Stored records >>
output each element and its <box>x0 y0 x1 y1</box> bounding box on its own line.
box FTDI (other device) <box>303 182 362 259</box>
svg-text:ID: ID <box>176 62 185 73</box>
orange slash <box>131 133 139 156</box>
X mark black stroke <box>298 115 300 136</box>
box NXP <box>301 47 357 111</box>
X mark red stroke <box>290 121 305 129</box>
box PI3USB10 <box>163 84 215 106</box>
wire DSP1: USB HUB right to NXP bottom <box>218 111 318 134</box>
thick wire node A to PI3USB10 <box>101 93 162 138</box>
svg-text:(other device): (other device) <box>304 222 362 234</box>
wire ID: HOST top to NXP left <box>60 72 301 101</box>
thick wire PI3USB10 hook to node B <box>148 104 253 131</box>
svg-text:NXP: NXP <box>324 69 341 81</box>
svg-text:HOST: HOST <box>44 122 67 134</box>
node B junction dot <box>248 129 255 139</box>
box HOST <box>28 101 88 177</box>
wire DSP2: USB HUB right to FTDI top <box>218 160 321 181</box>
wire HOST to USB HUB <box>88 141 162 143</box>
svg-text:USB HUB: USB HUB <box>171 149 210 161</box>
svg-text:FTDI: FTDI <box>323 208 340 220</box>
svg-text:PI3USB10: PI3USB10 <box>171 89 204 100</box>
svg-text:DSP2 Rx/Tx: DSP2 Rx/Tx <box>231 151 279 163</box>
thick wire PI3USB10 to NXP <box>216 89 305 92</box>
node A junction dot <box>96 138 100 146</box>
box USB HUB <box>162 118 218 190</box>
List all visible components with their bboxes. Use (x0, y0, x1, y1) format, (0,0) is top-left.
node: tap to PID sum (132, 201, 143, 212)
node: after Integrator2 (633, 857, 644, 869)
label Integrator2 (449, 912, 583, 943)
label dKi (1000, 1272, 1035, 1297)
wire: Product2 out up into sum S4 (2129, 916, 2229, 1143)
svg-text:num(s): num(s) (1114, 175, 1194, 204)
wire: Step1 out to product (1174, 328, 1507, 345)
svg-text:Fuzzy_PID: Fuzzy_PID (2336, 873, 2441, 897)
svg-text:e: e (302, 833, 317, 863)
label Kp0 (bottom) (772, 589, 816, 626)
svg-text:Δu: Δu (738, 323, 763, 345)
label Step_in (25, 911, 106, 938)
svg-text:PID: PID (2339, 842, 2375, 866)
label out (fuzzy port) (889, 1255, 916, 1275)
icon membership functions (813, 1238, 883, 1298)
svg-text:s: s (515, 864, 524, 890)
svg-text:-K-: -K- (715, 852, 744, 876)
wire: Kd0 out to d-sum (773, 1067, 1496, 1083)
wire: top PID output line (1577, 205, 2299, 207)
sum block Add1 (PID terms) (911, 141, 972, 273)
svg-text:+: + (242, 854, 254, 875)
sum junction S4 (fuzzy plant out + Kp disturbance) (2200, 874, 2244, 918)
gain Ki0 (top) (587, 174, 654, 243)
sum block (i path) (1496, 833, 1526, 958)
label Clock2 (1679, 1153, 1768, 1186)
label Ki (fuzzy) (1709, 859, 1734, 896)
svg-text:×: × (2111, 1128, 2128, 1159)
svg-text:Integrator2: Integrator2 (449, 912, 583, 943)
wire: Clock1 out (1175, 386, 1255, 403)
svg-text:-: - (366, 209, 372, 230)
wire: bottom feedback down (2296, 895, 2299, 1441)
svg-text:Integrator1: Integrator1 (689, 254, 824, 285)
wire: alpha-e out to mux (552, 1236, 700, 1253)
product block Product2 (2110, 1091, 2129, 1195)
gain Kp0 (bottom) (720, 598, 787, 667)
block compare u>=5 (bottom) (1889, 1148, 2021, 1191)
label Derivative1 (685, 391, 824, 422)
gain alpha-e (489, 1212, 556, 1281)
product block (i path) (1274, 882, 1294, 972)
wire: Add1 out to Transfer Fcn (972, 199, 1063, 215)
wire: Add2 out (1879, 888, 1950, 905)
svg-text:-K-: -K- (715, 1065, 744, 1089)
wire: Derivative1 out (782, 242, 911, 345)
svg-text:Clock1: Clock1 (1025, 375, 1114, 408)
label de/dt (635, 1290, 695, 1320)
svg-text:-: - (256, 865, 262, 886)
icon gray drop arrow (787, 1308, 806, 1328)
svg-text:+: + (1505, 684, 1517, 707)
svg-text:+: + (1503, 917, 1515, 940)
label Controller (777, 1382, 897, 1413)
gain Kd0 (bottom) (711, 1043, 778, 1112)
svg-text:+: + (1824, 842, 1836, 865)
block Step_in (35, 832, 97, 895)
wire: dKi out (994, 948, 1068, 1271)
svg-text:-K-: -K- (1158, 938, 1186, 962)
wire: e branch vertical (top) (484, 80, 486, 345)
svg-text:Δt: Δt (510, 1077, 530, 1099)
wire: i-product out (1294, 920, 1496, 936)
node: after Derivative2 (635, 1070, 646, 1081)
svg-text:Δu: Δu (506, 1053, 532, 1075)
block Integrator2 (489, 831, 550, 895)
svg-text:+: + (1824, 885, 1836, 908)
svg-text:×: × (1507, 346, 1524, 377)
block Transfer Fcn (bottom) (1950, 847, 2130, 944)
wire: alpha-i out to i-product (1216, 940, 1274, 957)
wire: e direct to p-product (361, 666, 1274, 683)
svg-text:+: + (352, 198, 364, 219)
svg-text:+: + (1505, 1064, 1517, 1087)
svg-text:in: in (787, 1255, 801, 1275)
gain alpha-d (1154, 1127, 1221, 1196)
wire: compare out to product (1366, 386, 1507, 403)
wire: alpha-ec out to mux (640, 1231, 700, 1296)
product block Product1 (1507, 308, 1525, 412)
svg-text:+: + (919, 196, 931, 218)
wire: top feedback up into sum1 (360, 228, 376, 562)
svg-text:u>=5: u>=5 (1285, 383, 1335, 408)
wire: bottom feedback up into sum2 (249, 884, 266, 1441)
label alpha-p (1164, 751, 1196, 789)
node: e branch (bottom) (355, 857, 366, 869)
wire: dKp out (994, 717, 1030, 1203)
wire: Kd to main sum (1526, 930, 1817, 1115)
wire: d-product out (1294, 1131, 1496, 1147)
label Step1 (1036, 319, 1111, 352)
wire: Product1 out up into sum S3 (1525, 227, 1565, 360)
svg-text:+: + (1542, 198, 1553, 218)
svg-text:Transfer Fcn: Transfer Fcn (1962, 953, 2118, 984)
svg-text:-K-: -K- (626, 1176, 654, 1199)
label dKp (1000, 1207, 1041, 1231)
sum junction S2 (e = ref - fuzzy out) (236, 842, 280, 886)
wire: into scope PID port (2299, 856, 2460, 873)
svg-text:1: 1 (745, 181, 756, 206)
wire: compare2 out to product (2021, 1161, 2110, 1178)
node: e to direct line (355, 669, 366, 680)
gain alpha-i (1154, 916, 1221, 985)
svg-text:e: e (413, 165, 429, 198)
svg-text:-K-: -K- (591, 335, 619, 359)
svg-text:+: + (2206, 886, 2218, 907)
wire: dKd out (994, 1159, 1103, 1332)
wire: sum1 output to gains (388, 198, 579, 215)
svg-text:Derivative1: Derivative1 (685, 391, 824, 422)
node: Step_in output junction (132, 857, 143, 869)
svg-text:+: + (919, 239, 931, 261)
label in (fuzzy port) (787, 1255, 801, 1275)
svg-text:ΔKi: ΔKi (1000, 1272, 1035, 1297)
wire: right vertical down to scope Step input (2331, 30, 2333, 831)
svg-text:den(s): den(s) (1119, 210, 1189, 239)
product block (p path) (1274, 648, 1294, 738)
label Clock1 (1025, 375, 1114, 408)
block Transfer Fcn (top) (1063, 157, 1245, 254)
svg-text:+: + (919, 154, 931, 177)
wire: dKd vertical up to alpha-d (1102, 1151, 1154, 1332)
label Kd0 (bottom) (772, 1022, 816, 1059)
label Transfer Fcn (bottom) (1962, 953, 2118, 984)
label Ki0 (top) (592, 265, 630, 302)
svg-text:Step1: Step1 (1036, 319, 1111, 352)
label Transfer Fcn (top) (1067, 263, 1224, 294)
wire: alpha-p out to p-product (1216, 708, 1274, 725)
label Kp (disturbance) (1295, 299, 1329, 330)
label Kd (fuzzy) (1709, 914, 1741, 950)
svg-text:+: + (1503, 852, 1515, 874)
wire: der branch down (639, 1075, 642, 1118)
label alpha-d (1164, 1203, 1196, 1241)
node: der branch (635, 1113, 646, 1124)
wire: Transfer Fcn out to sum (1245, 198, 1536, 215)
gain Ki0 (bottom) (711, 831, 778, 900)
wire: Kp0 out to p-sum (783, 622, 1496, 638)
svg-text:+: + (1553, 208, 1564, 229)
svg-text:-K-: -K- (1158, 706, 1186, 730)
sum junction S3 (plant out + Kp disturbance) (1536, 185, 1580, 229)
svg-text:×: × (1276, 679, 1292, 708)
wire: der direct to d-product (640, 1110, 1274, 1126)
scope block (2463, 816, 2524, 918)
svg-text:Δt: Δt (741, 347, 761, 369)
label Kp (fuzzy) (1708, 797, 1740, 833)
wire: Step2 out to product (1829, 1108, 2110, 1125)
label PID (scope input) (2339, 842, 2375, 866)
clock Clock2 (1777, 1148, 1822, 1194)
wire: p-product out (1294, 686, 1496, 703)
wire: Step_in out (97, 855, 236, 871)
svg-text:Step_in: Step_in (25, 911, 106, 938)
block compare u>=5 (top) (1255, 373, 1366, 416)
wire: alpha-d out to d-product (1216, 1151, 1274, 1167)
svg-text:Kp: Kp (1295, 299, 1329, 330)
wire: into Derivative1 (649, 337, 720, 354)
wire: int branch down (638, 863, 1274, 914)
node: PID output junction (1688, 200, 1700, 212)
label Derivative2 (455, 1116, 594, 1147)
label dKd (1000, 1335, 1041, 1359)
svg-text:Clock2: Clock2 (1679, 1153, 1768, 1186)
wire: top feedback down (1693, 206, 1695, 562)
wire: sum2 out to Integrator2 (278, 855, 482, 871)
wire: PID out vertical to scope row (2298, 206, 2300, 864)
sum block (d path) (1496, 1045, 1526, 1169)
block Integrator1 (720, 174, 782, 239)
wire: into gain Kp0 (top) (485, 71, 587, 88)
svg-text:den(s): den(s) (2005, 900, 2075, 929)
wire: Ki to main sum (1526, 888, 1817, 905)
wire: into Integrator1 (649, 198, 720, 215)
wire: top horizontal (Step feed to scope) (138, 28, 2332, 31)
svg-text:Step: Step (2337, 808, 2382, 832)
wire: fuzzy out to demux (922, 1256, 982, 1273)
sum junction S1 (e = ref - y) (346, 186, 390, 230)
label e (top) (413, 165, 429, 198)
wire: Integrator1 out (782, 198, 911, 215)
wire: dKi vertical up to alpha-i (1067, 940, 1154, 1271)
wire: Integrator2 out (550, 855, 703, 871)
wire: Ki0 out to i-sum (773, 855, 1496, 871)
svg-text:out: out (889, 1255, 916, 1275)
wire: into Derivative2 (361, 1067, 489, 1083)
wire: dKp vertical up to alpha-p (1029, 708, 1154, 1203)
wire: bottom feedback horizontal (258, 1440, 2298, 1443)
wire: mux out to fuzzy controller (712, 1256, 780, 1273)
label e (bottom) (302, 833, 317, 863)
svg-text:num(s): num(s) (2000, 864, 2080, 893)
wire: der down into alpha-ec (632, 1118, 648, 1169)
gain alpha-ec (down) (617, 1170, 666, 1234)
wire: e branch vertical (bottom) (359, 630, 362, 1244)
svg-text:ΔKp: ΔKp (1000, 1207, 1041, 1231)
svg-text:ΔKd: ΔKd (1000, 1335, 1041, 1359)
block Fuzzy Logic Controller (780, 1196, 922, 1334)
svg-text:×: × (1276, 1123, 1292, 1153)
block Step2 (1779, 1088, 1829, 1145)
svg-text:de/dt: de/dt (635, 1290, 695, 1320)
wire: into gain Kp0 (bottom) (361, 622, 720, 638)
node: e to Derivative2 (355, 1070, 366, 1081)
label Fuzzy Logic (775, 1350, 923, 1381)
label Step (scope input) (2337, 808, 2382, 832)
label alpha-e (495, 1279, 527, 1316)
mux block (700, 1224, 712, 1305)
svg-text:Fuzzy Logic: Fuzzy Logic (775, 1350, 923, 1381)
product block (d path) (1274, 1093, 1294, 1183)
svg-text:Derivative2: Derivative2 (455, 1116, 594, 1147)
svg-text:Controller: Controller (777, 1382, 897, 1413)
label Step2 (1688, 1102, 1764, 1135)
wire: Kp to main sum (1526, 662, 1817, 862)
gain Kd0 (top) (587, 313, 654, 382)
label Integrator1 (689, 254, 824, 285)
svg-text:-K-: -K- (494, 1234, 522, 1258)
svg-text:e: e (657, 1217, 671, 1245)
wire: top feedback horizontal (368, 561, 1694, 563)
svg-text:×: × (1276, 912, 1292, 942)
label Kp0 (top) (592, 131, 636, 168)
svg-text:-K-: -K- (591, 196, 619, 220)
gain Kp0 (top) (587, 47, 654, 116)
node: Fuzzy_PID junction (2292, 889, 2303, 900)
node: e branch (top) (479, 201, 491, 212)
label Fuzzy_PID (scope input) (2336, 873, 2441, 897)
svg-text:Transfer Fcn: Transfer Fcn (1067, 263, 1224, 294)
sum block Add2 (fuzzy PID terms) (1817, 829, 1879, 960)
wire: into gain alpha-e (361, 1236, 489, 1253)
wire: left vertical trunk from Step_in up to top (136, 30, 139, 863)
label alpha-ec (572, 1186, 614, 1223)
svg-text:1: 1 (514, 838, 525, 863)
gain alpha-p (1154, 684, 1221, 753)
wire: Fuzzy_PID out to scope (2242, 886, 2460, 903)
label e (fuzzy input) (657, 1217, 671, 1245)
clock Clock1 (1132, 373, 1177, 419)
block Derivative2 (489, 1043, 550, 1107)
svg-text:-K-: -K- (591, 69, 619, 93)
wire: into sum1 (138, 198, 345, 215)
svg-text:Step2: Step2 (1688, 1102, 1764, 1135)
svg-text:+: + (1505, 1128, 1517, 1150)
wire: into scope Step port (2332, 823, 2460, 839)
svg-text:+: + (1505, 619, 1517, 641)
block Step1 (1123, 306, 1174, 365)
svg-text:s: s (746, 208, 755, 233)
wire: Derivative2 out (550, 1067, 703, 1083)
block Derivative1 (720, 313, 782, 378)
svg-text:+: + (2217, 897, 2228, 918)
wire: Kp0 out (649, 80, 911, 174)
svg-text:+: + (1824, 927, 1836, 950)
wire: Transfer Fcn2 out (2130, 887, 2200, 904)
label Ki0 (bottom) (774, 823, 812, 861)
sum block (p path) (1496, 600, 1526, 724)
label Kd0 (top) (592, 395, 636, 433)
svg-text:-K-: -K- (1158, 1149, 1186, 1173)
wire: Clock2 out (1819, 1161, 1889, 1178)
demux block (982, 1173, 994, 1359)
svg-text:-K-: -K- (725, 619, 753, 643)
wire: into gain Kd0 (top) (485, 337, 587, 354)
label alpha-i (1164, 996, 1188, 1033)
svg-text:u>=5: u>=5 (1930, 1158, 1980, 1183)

What to work on >> Transcribe the records from their first line up to and including the line with "svg-text:num(s): num(s) (1114, 175, 1194, 204)", keeping every character unchanged.

Finished exercise >>
output each element and its <box>x0 y0 x1 y1</box> bounding box on its own line.
box FTDI (other device) <box>303 182 362 259</box>
svg-text:ID: ID <box>176 62 185 73</box>
orange slash <box>131 133 139 156</box>
X mark black stroke <box>298 115 300 136</box>
box NXP <box>301 47 357 111</box>
X mark red stroke <box>290 121 305 129</box>
box PI3USB10 <box>163 84 215 106</box>
wire DSP1: USB HUB right to NXP bottom <box>218 111 318 134</box>
thick wire node A to PI3USB10 <box>101 93 162 138</box>
svg-text:(other device): (other device) <box>304 222 362 234</box>
wire ID: HOST top to NXP left <box>60 72 301 101</box>
thick wire PI3USB10 hook to node B <box>148 104 253 131</box>
svg-text:NXP: NXP <box>324 69 341 81</box>
svg-text:HOST: HOST <box>44 122 67 134</box>
node B junction dot <box>248 129 255 139</box>
box HOST <box>28 101 88 177</box>
wire DSP2: USB HUB right to FTDI top <box>218 160 321 181</box>
wire HOST to USB HUB <box>88 141 162 143</box>
svg-text:USB HUB: USB HUB <box>171 149 210 161</box>
svg-text:FTDI: FTDI <box>323 208 340 220</box>
svg-text:PI3USB10: PI3USB10 <box>171 89 204 100</box>
svg-text:DSP2 Rx/Tx: DSP2 Rx/Tx <box>231 151 279 163</box>
thick wire PI3USB10 to NXP <box>216 89 305 92</box>
node A junction dot <box>96 138 100 146</box>
box USB HUB <box>162 118 218 190</box>
List all visible components with their bboxes. Use (x0, y0, x1, y1) format, (0,0) is top-left.
node: tap to PID sum (132, 201, 143, 212)
node: after Integrator2 (633, 857, 644, 869)
label Integrator2 (449, 912, 583, 943)
label dKi (1000, 1272, 1035, 1297)
wire: Product2 out up into sum S4 (2129, 916, 2229, 1143)
svg-text:num(s): num(s) (1114, 175, 1194, 204)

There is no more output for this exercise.